Required task =
Every line of the records below should be restated exactly.

Data for this exercise =
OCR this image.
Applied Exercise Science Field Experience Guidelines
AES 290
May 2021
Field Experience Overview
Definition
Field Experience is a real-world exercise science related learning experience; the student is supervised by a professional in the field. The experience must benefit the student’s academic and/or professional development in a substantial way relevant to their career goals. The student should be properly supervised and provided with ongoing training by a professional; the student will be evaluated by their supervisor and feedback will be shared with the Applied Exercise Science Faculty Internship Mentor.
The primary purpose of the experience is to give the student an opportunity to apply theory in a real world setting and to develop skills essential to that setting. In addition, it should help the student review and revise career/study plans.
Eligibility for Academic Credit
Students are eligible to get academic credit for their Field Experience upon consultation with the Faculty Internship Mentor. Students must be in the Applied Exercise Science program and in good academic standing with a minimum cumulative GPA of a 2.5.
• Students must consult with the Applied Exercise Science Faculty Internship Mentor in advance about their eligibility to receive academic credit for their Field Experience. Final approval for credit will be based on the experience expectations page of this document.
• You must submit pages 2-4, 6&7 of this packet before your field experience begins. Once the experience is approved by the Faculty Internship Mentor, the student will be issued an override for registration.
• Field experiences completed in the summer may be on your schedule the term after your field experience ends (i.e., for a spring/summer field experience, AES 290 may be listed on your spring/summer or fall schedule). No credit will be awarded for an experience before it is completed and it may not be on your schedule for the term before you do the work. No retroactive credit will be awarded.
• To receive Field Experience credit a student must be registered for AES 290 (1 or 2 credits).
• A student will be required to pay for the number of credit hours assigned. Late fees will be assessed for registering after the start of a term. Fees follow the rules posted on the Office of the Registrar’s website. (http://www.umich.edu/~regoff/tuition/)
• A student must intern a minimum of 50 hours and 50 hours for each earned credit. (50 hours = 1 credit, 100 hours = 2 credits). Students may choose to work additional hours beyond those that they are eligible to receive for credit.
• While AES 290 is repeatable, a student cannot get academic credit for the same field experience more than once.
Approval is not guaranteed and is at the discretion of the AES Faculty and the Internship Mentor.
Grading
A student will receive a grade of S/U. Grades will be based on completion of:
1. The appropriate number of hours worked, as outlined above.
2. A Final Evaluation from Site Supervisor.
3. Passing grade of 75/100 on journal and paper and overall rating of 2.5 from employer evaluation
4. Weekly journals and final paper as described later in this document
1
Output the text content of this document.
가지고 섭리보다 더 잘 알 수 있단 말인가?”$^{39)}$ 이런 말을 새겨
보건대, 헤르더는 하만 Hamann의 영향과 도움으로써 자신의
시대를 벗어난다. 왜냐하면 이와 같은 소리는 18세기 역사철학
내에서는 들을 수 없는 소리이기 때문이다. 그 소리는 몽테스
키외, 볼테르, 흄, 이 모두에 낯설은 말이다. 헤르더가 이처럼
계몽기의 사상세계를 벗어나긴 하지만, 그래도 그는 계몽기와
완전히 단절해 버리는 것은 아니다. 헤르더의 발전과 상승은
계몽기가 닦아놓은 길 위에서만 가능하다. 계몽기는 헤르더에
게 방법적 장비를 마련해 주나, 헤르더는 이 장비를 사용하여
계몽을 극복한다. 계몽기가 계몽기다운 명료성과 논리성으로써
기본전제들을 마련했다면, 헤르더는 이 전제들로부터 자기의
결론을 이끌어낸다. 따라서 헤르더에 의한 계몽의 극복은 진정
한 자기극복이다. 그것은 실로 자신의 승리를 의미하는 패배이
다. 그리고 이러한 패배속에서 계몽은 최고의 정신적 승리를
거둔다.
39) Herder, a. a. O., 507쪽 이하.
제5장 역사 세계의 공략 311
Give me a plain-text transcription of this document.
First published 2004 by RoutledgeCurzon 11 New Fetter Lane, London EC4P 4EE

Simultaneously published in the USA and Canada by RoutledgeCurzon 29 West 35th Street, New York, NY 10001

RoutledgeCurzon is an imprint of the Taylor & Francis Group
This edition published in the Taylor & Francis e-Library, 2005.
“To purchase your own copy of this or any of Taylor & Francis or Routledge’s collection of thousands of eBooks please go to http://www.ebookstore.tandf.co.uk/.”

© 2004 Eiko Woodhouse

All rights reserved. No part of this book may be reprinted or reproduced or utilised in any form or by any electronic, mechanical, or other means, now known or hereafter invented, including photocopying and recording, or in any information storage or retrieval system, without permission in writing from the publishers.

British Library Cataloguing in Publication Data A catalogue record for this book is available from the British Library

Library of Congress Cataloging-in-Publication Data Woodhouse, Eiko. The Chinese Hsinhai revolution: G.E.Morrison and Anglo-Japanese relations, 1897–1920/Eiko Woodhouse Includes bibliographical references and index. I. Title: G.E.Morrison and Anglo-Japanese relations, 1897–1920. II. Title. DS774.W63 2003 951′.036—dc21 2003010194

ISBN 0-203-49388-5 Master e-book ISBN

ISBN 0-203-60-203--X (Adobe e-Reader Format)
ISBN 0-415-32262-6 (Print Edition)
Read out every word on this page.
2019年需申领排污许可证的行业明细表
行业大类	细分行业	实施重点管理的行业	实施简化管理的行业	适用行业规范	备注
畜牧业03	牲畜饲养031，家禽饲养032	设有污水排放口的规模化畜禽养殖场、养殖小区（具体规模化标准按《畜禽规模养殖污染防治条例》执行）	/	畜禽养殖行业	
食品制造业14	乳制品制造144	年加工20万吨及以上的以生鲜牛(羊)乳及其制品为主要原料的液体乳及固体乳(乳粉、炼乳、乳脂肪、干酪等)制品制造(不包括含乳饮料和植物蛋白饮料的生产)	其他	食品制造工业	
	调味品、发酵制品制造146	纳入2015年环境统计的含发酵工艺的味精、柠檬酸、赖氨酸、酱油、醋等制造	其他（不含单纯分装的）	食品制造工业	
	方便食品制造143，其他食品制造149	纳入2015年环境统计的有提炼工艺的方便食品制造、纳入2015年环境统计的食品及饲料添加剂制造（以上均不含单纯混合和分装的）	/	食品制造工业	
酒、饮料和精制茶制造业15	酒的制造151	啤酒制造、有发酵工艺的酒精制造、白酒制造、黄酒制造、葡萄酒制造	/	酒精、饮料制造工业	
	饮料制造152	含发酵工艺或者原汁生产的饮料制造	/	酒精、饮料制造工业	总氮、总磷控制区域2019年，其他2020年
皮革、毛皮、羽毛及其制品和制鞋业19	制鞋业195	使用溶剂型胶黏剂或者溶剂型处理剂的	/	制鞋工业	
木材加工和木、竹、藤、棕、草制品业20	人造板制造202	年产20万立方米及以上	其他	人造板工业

Response to the exercise =
OCR this image.
Applied Exercise Science Field Experience Guidelines
AES 290
May 2021
Field Experience Overview
Definition
Field Experience is a real-world exercise science related learning experience; the student is supervised by a professional in the field. The experience must benefit the student’s academic and/or professional development in a substantial way relevant to their career goals. The student should be properly supervised and provided with ongoing training by a professional; the student will be evaluated by their supervisor and feedback will be shared with the Applied Exercise Science Faculty Internship Mentor.
The primary purpose of the experience is to give the student an opportunity to apply theory in a real world setting and to develop skills essential to that setting. In addition, it should help the student review and revise career/study plans.
Eligibility for Academic Credit
Students are eligible to get academic credit for their Field Experience upon consultation with the Faculty Internship Mentor. Students must be in the Applied Exercise Science program and in good academic standing with a minimum cumulative GPA of a 2.5.
• Students must consult with the Applied Exercise Science Faculty Internship Mentor in advance about their eligibility to receive academic credit for their Field Experience. Final approval for credit will be based on the experience expectations page of this document.
• You must submit pages 2-4, 6&7 of this packet before your field experience begins. Once the experience is approved by the Faculty Internship Mentor, the student will be issued an override for registration.
• Field experiences completed in the summer may be on your schedule the term after your field experience ends (i.e., for a spring/summer field experience, AES 290 may be listed on your spring/summer or fall schedule). No credit will be awarded for an experience before it is completed and it may not be on your schedule for the term before you do the work. No retroactive credit will be awarded.
• To receive Field Experience credit a student must be registered for AES 290 (1 or 2 credits).
• A student will be required to pay for the number of credit hours assigned. Late fees will be assessed for registering after the start of a term. Fees follow the rules posted on the Office of the Registrar’s website. (http://www.umich.edu/~regoff/tuition/)
• A student must intern a minimum of 50 hours and 50 hours for each earned credit. (50 hours = 1 credit, 100 hours = 2 credits). Students may choose to work additional hours beyond those that they are eligible to receive for credit.
• While AES 290 is repeatable, a student cannot get academic credit for the same field experience more than once.
Approval is not guaranteed and is at the discretion of the AES Faculty and the Internship Mentor.
Grading
A student will receive a grade of S/U. Grades will be based on completion of:
1. The appropriate number of hours worked, as outlined above.
2. A Final Evaluation from Site Supervisor.
3. Passing grade of 75/100 on journal and paper and overall rating of 2.5 from employer evaluation
4. Weekly journals and final paper as described later in this document
1
Output the text content of this document.
가지고 섭리보다 더 잘 알 수 있단 말인가?”$^{39)}$ 이런 말을 새겨
보건대, 헤르더는 하만 Hamann의 영향과 도움으로써 자신의
시대를 벗어난다. 왜냐하면 이와 같은 소리는 18세기 역사철학
내에서는 들을 수 없는 소리이기 때문이다. 그 소리는 몽테스
키외, 볼테르, 흄, 이 모두에 낯설은 말이다. 헤르더가 이처럼
계몽기의 사상세계를 벗어나긴 하지만, 그래도 그는 계몽기와
완전히 단절해 버리는 것은 아니다. 헤르더의 발전과 상승은
계몽기가 닦아놓은 길 위에서만 가능하다. 계몽기는 헤르더에
게 방법적 장비를 마련해 주나, 헤르더는 이 장비를 사용하여
계몽을 극복한다. 계몽기가 계몽기다운 명료성과 논리성으로써
기본전제들을 마련했다면, 헤르더는 이 전제들로부터 자기의
결론을 이끌어낸다. 따라서 헤르더에 의한 계몽의 극복은 진정
한 자기극복이다. 그것은 실로 자신의 승리를 의미하는 패배이
다. 그리고 이러한 패배속에서 계몽은 최고의 정신적 승리를
거둔다.
39) Herder, a. a. O., 507쪽 이하.
제5장 역사 세계의 공략 311
Give me a plain-text transcription of this document.
First published 2004 by RoutledgeCurzon 11 New Fetter Lane, London EC4P 4EE

Simultaneously published in the USA and Canada by RoutledgeCurzon 29 West 35th Street, New York, NY 10001

RoutledgeCurzon is an imprint of the Taylor & Francis Group
This edition published in the Taylor & Francis e-Library, 2005.
“To purchase your own copy of this or any of Taylor & Francis or Routledge’s collection of thousands of eBooks please go to http://www.ebookstore.tandf.co.uk/.”

© 2004 Eiko Woodhouse

All rights reserved. No part of this book may be reprinted or reproduced or utilised in any form or by any electronic, mechanical, or other means, now known or hereafter invented, including photocopying and recording, or in any information storage or retrieval system, without permission in writing from the publishers.

British Library Cataloguing in Publication Data A catalogue record for this book is available from the British Library

Library of Congress Cataloging-in-Publication Data Woodhouse, Eiko. The Chinese Hsinhai revolution: G.E.Morrison and Anglo-Japanese relations, 1897–1920/Eiko Woodhouse Includes bibliographical references and index. I. Title: G.E.Morrison and Anglo-Japanese relations, 1897–1920. II. Title. DS774.W63 2003 951′.036—dc21 2003010194

ISBN 0-203-49388-5 Master e-book ISBN

ISBN 0-203-60-203--X (Adobe e-Reader Format)
ISBN 0-415-32262-6 (Print Edition)
Read out every word on this page.
2019年需申领排污许可证的行业明细表
行业大类	细分行业	实施重点管理的行业	实施简化管理的行业	适用行业规范	备注
畜牧业03	牲畜饲养031，家禽饲养032	设有污水排放口的规模化畜禽养殖场、养殖小区（具体规模化标准按《畜禽规模养殖污染防治条例》执行）	/	畜禽养殖行业	
食品制造业14	乳制品制造144	年加工20万吨及以上的以生鲜牛(羊)乳及其制品为主要原料的液体乳及固体乳(乳粉、炼乳、乳脂肪、干酪等)制品制造(不包括含乳饮料和植物蛋白饮料的生产)	其他	食品制造工业	
	调味品、发酵制品制造146	纳入2015年环境统计的含发酵工艺的味精、柠檬酸、赖氨酸、酱油、醋等制造	其他（不含单纯分装的）	食品制造工业	
	方便食品制造143，其他食品制造149	纳入2015年环境统计的有提炼工艺的方便食品制造、纳入2015年环境统计的食品及饲料添加剂制造（以上均不含单纯混合和分装的）	/	食品制造工业	
酒、饮料和精制茶制造业15	酒的制造151	啤酒制造、有发酵工艺的酒精制造、白酒制造、黄酒制造、葡萄酒制造	/	酒精、饮料制造工业	
	饮料制造152	含发酵工艺或者原汁生产的饮料制造	/	酒精、饮料制造工业	总氮、总磷控制区域2019年，其他2020年
皮革、毛皮、羽毛及其制品和制鞋业19	制鞋业195	使用溶剂型胶黏剂或者溶剂型处理剂的	/	制鞋工业	
木材加工和木、竹、藤、棕、草制品业20	人造板制造202	年产20万立方米及以上	其他	人造板工业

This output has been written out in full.